Data entries
- - - - -

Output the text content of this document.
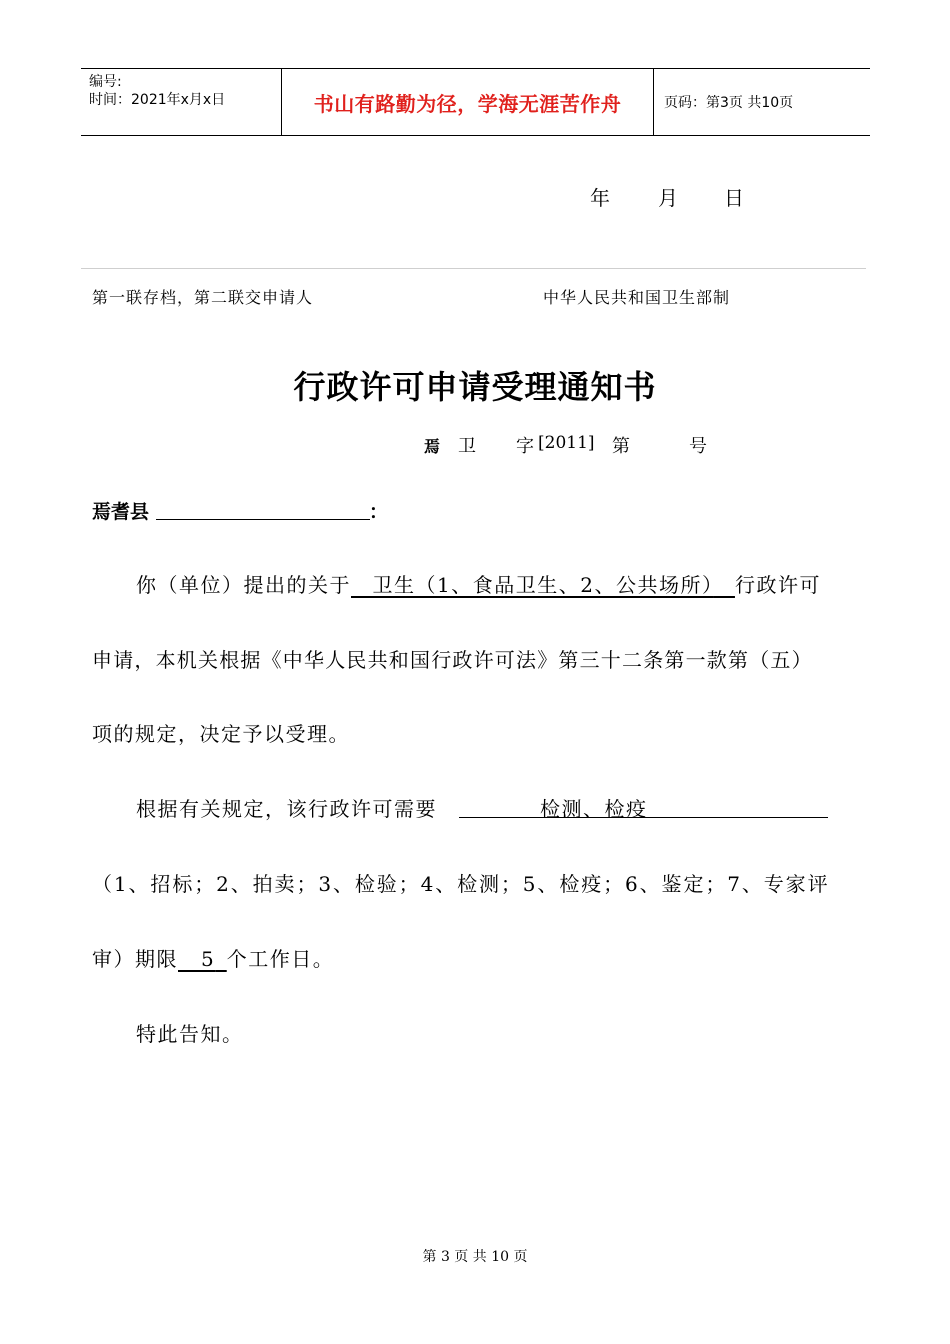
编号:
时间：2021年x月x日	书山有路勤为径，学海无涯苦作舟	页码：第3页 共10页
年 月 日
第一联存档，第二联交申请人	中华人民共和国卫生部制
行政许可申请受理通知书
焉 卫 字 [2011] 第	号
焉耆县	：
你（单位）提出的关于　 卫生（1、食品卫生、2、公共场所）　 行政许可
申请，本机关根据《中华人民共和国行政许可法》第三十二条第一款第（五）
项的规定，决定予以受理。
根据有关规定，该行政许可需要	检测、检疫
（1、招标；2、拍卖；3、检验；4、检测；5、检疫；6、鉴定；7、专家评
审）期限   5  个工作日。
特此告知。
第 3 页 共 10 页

- - - - -

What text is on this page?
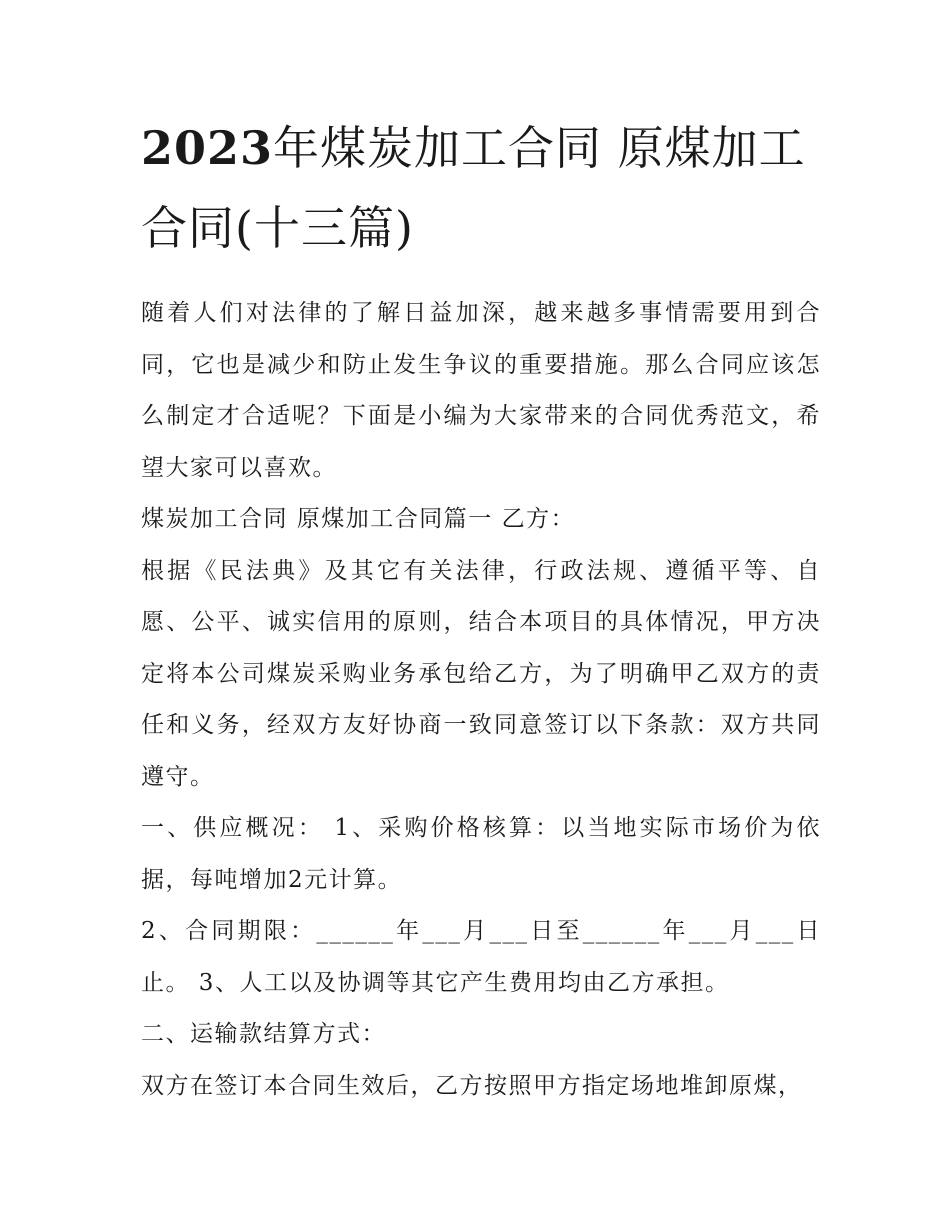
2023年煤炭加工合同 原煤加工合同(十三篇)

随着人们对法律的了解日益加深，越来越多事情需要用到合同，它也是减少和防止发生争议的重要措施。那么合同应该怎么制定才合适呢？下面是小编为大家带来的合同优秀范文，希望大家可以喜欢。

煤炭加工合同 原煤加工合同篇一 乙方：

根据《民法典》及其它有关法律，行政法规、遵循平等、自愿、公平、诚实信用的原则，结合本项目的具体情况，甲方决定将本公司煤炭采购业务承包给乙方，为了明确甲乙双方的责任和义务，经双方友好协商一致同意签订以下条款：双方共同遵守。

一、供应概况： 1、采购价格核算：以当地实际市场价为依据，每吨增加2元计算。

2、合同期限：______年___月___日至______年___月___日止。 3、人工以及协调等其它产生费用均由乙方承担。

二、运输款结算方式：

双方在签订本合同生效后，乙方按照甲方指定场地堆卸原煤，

- - - - -

** Aim **
In the entries above, count every line containing the word "text". Write only the total.

** Answer to the problem **
2